> Task goal
All records must be quoted exactly. Omit the pictures.

═════ Working data

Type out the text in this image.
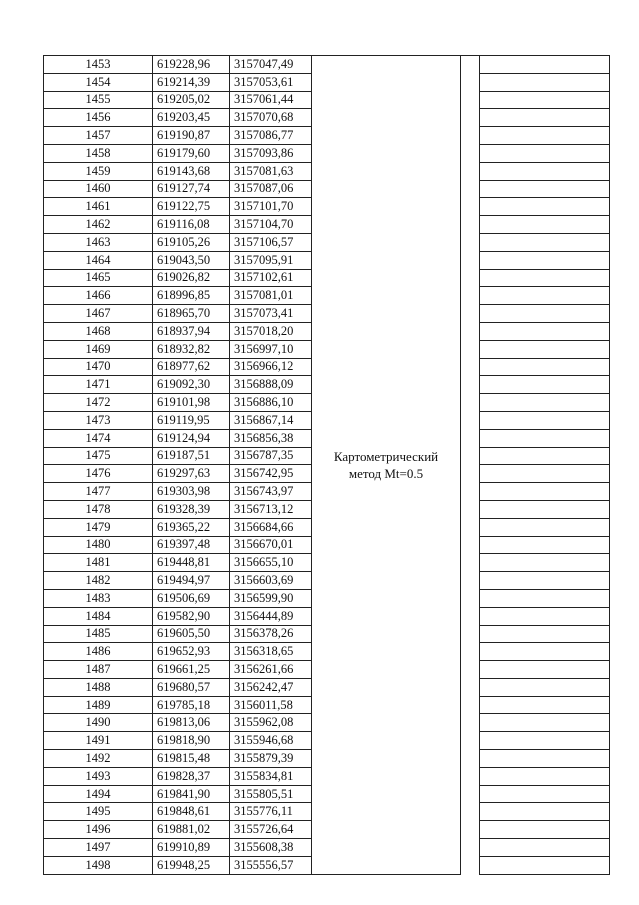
1453	619228,96	3157047,49	Картометрический
метод Mt=0.5		

1454	619214,39	3157053,61			
1455	619205,02	3157061,44			
1456	619203,45	3157070,68			
1457	619190,87	3157086,77			
1458	619179,60	3157093,86			
1459	619143,68	3157081,63			
1460	619127,74	3157087,06			
1461	619122,75	3157101,70			
1462	619116,08	3157104,70			
1463	619105,26	3157106,57			
1464	619043,50	3157095,91			
1465	619026,82	3157102,61			
1466	618996,85	3157081,01			
1467	618965,70	3157073,41			
1468	618937,94	3157018,20			
1469	618932,82	3156997,10			
1470	618977,62	3156966,12			
1471	619092,30	3156888,09			
1472	619101,98	3156886,10			
1473	619119,95	3156867,14			
1474	619124,94	3156856,38			
1475	619187,51	3156787,35			
1476	619297,63	3156742,95			
1477	619303,98	3156743,97			
1478	619328,39	3156713,12			
1479	619365,22	3156684,66			
1480	619397,48	3156670,01			
1481	619448,81	3156655,10			
1482	619494,97	3156603,69			
1483	619506,69	3156599,90			
1484	619582,90	3156444,89			
1485	619605,50	3156378,26			
1486	619652,93	3156318,65			
1487	619661,25	3156261,66			
1488	619680,57	3156242,47			
1489	619785,18	3156011,58			
1490	619813,06	3155962,08			
1491	619818,90	3155946,68			
1492	619815,48	3155879,39			
1493	619828,37	3155834,81			
1494	619841,90	3155805,51			
1495	619848,61	3155776,11			
1496	619881,02	3155726,64			
1497	619910,89	3155608,38			
1498	619948,25	3155556,57			
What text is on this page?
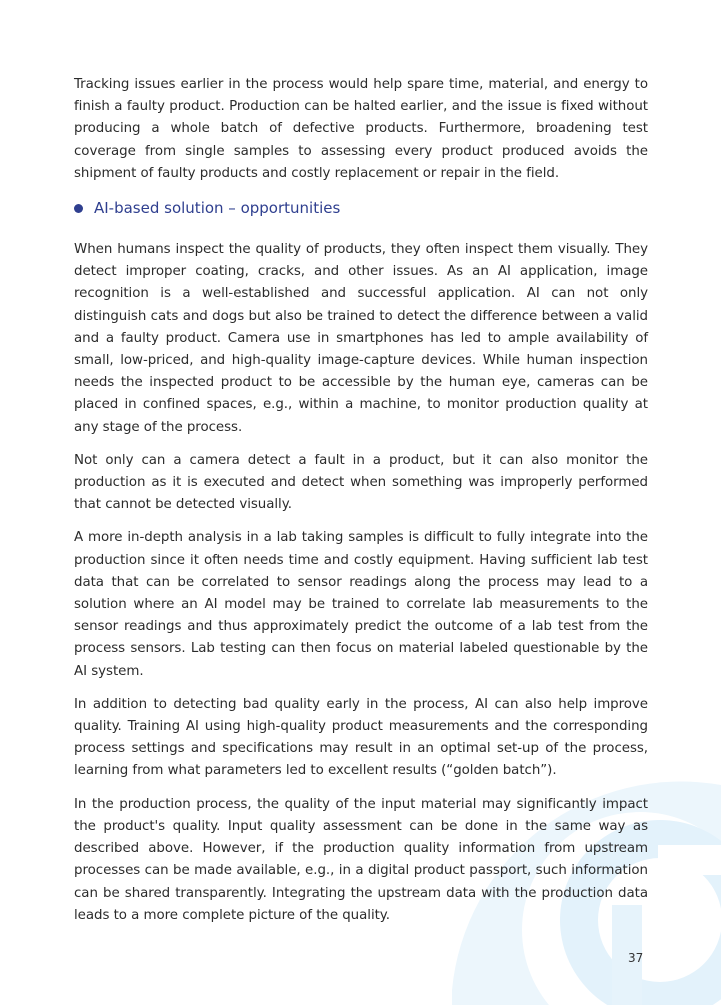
Tracking issues earlier in the process would help spare time, material, and energy to finish a faulty product. Production can be halted earlier, and the issue is fixed without producing a whole batch of defective products. Furthermore, broadening test coverage from single samples to assessing every product produced avoids the shipment of faulty products and costly replacement or repair in the field.

AI-based solution – opportunities

When humans inspect the quality of products, they often inspect them visually. They detect improper coating, cracks, and other issues. As an AI application, image recognition is a well-established and successful application. AI can not only distinguish cats and dogs but also be trained to detect the difference between a valid and a faulty product. Camera use in smartphones has led to ample availability of small, low-priced, and high-quality image-capture devices. While human inspection needs the inspected product to be accessible by the human eye, cameras can be placed in confined spaces, e.g., within a machine, to monitor production quality at any stage of the process.

Not only can a camera detect a fault in a product, but it can also monitor the production as it is executed and detect when something was improperly performed that cannot be detected visually.

A more in-depth analysis in a lab taking samples is difficult to fully integrate into the production since it often needs time and costly equipment. Having sufficient lab test data that can be correlated to sensor readings along the process may lead to a solution where an AI model may be trained to correlate lab measurements to the sensor readings and thus approximately predict the outcome of a lab test from the process sensors. Lab testing can then focus on material labeled questionable by the AI system.

In addition to detecting bad quality early in the process, AI can also help improve quality. Training AI using high-quality product measurements and the corresponding process settings and specifications may result in an optimal set-up of the process, learning from what parameters led to excellent results (“golden batch”).

In the production process, the quality of the input material may significantly impact the product's quality. Input quality assessment can be done in the same way as described above. However, if the production quality information from upstream processes can be made available, e.g., in a digital product passport, such information can be shared transparently. Integrating the upstream data with the production data leads to a more complete picture of the quality.

37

══════════

> The answer
Type out the text in this image.
1453	619228,96	3157047,49	Картометрический
метод Mt=0.5		

1454	619214,39	3157053,61			
1455	619205,02	3157061,44			
1456	619203,45	3157070,68			
1457	619190,87	3157086,77			
1458	619179,60	3157093,86			
1459	619143,68	3157081,63			
1460	619127,74	3157087,06			
1461	619122,75	3157101,70			
1462	619116,08	3157104,70			
1463	619105,26	3157106,57			
1464	619043,50	3157095,91			
1465	619026,82	3157102,61			
1466	618996,85	3157081,01			
1467	618965,70	3157073,41			
1468	618937,94	3157018,20			
1469	618932,82	3156997,10			
1470	618977,62	3156966,12			
1471	619092,30	3156888,09			
1472	619101,98	3156886,10			
1473	619119,95	3156867,14			
1474	619124,94	3156856,38			
1475	619187,51	3156787,35			
1476	619297,63	3156742,95			
1477	619303,98	3156743,97			
1478	619328,39	3156713,12			
1479	619365,22	3156684,66			
1480	619397,48	3156670,01			
1481	619448,81	3156655,10			
1482	619494,97	3156603,69			
1483	619506,69	3156599,90			
1484	619582,90	3156444,89			
1485	619605,50	3156378,26			
1486	619652,93	3156318,65			
1487	619661,25	3156261,66			
1488	619680,57	3156242,47			
1489	619785,18	3156011,58			
1490	619813,06	3155962,08			
1491	619818,90	3155946,68			
1492	619815,48	3155879,39			
1493	619828,37	3155834,81			
1494	619841,90	3155805,51			
1495	619848,61	3155776,11			
1496	619881,02	3155726,64			
1497	619910,89	3155608,38			
1498	619948,25	3155556,57			
What text is on this page?
Tracking issues earlier in the process would help spare time, material, and energy to finish a faulty product. Production can be halted earlier, and the issue is fixed without producing a whole batch of defective products. Furthermore, broadening test coverage from single samples to assessing every product produced avoids the shipment of faulty products and costly replacement or repair in the field.

AI-based solution – opportunities

When humans inspect the quality of products, they often inspect them visually. They detect improper coating, cracks, and other issues. As an AI application, image recognition is a well-established and successful application. AI can not only distinguish cats and dogs but also be trained to detect the difference between a valid and a faulty product. Camera use in smartphones has led to ample availability of small, low-priced, and high-quality image-capture devices. While human inspection needs the inspected product to be accessible by the human eye, cameras can be placed in confined spaces, e.g., within a machine, to monitor production quality at any stage of the process.

Not only can a camera detect a fault in a product, but it can also monitor the production as it is executed and detect when something was improperly performed that cannot be detected visually.

A more in-depth analysis in a lab taking samples is difficult to fully integrate into the production since it often needs time and costly equipment. Having sufficient lab test data that can be correlated to sensor readings along the process may lead to a solution where an AI model may be trained to correlate lab measurements to the sensor readings and thus approximately predict the outcome of a lab test from the process sensors. Lab testing can then focus on material labeled questionable by the AI system.

In addition to detecting bad quality early in the process, AI can also help improve quality. Training AI using high-quality product measurements and the corresponding process settings and specifications may result in an optimal set-up of the process, learning from what parameters led to excellent results (“golden batch”).

In the production process, the quality of the input material may significantly impact the product's quality. Input quality assessment can be done in the same way as described above. However, if the production quality information from upstream processes can be made available, e.g., in a digital product passport, such information can be shared transparently. Integrating the upstream data with the production data leads to a more complete picture of the quality.

37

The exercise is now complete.